The contributions of this paper are summarized as follows. 1. To solve the underutilization of resources, we include resource sharing in our method to achieve dynamic allocation and uniform distribution of resources and improve the resource utilization of the satellite network. 2. To address the problem of efficient task execution, we ensure the high timeliness of the tasks assigned in the satellite network through resource monitoring technology and the monitoring of satellite status so that they can be completed within the specified time, increasing the task completion rate. 3. For the scheduling fairness problem, our proposed dynamic scheduling algorithm is more reasonable and fair in the satellite scheduling process than other algorithms. 4. Solving the problem that traditional scheduling algorithms are difficult to adapt to the dynamic changes in the process of satellite schedule. 5. Through simulation experiments, we verify the advantages of our proposed method, such as efficiency and effectiveness, and conclude that the technique can improve task completion efficiency, optimize resource utilization, and cope with changing task demands, thus enhancing the efficiency of the whole system.

Compared with other satellite scheduling-related work, the main feature of our work is the use of dynamic scheduling algorithms based on resource management architecture for optimization. On the one hand, it can better grasp the resource situation of satellites, and on the other hand can make adaptive adjustments for the system, thus ensuring the system’s reliability and improving the scheduling efficiency. Our innovative and practical work can provide relevant references for research and applications in this field.

2. Related Work

With the continuous development of satellite applications [3], the satellite industry is also undergoing a revolution, and in the context of current 5G network applications [3,7,8], how to provide faster data transmission rates, low-latency services, etc. [9,10,11,12], and how to efficiently and effectively It is particularly important to plan, coordinate, and execute satellite scheduling and tasks under limited resources [13,14,15], and to maximize the efficiency of resource use while ensuring that all tasks are met [2,10,16,17,18,19,20,21,22,23,24,25,26,27,28]. For the problems in traditional satellite network scheduling, such as limited satellite resources, coordination between multi-level scheduling, satellite interference, and how to effectively handle the interaction between satellites and networks, these problems will also lead to satellite resource utilization [29,30,31]. In scheduling satellites, the imbalance between scheduling and information transmission will cause the network performance to be not very high [20,32]; some parameters are not Meets expectations, such as transfer delays between networks and the rate at which messages are delivered [11].

Stored dataset lines
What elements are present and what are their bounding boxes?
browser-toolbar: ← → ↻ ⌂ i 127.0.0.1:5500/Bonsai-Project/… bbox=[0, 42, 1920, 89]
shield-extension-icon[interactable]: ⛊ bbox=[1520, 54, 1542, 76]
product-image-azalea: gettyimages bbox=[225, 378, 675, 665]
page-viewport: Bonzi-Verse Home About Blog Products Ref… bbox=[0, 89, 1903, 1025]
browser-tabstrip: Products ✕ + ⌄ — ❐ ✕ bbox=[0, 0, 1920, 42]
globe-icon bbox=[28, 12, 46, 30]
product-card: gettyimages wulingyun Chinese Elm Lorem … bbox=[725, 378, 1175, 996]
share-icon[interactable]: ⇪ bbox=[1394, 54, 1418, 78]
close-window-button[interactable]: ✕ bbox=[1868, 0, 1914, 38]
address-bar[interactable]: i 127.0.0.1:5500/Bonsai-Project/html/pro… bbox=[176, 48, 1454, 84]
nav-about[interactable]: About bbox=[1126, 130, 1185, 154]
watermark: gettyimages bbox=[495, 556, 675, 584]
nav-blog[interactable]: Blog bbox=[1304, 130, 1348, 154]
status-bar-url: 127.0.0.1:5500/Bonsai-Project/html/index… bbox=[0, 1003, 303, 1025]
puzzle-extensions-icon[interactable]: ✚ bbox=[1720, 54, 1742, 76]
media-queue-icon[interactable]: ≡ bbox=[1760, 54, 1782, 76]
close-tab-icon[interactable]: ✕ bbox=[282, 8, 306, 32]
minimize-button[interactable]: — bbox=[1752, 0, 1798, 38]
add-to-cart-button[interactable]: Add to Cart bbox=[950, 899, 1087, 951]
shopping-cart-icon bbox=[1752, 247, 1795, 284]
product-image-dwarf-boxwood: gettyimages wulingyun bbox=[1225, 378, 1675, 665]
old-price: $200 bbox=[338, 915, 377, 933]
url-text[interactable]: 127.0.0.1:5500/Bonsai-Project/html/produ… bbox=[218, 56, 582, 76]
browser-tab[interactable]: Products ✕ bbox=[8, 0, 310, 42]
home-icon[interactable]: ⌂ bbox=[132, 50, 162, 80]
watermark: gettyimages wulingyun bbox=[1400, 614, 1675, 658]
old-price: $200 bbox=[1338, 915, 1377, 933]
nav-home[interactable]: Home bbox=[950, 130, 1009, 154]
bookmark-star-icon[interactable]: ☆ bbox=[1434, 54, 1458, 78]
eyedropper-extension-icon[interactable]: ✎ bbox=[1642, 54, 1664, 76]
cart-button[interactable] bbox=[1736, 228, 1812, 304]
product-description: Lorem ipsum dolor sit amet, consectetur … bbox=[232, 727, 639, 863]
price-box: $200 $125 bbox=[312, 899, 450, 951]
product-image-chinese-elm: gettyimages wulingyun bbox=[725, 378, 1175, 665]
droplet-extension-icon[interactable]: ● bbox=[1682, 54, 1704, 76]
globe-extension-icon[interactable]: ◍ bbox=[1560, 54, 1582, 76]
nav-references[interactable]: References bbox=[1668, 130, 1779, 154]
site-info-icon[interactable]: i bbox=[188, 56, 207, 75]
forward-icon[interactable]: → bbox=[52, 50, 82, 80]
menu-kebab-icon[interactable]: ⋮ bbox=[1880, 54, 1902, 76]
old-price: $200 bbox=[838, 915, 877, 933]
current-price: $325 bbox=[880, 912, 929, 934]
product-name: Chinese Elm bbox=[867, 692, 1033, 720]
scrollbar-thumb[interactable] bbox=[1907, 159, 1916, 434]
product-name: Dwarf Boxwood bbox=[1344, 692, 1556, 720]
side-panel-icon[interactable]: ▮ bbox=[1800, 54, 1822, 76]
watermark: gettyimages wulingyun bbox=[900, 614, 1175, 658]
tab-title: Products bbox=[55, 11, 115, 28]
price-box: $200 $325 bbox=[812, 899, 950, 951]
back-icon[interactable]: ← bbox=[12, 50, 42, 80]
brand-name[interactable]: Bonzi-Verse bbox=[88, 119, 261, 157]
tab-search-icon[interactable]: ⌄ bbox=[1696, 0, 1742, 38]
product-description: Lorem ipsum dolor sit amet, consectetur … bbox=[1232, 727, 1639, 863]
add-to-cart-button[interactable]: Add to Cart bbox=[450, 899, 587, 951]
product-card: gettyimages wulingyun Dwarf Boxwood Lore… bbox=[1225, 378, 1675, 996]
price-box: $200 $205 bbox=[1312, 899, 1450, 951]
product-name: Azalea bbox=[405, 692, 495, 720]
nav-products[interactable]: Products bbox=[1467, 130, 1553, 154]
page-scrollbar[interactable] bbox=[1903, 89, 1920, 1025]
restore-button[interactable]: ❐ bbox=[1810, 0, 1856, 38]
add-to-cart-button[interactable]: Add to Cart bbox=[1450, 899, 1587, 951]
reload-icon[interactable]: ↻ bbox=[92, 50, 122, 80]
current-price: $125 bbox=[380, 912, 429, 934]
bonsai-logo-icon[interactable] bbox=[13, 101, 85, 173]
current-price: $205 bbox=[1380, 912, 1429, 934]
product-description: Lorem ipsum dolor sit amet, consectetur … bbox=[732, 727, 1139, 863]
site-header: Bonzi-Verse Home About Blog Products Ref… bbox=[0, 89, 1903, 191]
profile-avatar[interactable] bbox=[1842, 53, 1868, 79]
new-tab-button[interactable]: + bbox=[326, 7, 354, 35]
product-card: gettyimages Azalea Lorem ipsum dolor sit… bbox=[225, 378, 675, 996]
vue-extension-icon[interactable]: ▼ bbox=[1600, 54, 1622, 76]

PROBLEMS TO WORK ON:
(1) Repeat the satellite scheduling passage between "Compared with other" and "in this field.", inclusive.
(2) Condense the paragraph of the satellite scheduling passage that begins "Compared with other satellite scheduling-related work" into a shorter version that keeps its main facts.
(3) List every problem in traditional satellite network scheduling that the satellite scheduling passage names as examples.
Answer from the satellite scheduling passage alone.

EXERCISE ANSWERS:
(1)
Compared with other satellite scheduling-related work, the main feature of our work is the use of dynamic scheduling algorithms based on resource management architecture for optimization. On the one hand, it can better grasp the resource situation of satellites, and on the other hand can make adaptive adjustments for the system, thus ensuring the system’s reliability and improving the scheduling efficiency. Our innovative and practical work can provide relevant references for research and applications in this field.

(2) Unlike other satellite scheduling work, this work optimizes with dynamic scheduling algorithms built on a resource management architecture. This lets it track satellite resources more closely and make adaptive adjustments to the system. That keeps the system reliable and improves scheduling efficiency. The work can serve as a reference for research and applications in the field.

(3)
- limited satellite resources
- coordination between multi-level scheduling
- satellite interference
- how to effectively handle the interaction between satellites and networks